++++ Entries supplied

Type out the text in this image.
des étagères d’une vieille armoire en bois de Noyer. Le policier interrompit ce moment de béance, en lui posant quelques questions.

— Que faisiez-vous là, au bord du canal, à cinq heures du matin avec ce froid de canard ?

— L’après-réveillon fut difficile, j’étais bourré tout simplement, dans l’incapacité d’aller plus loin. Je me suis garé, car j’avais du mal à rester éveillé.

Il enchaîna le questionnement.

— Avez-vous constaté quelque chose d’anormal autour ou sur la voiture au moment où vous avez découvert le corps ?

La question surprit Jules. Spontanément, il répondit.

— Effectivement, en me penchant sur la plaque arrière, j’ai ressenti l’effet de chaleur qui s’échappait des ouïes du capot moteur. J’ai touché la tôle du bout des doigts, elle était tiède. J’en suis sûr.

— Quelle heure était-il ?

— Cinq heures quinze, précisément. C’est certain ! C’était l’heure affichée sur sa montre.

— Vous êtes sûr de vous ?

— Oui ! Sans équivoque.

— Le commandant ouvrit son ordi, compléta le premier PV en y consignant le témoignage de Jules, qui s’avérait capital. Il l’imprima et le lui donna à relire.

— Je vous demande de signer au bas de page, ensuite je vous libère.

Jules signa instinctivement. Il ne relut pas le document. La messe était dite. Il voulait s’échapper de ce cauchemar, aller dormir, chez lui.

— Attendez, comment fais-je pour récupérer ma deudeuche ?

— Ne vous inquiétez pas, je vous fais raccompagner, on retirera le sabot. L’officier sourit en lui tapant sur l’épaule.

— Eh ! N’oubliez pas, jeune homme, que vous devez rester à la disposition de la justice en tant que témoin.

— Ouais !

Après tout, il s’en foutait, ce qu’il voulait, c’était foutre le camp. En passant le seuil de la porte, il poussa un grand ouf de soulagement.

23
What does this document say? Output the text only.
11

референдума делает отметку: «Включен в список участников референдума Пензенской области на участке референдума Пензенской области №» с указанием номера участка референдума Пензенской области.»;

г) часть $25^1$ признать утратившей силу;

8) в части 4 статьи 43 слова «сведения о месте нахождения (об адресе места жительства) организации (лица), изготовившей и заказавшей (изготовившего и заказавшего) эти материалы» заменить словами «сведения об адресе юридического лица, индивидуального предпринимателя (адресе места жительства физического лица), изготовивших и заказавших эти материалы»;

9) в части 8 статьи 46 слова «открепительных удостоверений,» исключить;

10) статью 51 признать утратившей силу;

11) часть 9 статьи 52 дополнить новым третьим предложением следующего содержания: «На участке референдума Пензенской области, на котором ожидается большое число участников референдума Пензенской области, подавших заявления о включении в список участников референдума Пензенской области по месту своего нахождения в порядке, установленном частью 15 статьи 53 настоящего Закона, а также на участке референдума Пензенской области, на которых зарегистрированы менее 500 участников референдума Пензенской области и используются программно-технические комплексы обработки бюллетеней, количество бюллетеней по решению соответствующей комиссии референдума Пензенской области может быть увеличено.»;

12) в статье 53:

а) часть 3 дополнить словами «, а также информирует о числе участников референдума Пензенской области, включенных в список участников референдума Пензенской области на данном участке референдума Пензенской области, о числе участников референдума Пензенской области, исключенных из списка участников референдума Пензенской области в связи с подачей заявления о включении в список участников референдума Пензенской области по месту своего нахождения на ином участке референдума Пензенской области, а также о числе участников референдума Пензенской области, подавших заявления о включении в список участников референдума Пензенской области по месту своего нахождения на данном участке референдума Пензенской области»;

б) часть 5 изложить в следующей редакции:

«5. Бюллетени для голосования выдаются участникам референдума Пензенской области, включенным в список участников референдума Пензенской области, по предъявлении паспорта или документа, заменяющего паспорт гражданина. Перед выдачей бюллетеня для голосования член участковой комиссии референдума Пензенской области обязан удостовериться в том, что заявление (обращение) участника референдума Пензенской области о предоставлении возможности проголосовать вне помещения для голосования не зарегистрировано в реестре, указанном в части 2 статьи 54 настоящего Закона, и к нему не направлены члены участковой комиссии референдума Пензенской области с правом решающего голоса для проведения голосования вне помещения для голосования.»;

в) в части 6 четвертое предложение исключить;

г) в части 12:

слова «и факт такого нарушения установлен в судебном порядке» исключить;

++++++++

> [Task to complete]:
Looking at the data above, show all lines where the word "aller" occurs.

> [Finished answer]:
— L’après-réveillon fut difficile, j’étais bourré tout simplement, dans l’incapacité d’aller plus loin. Je me suis garé, car j’avais du mal à rester éveillé.
Jules signa instinctivement. Il ne relut pas le document. La messe était dite. Il voulait s’échapper de ce cauchemar, aller dormir, chez lui.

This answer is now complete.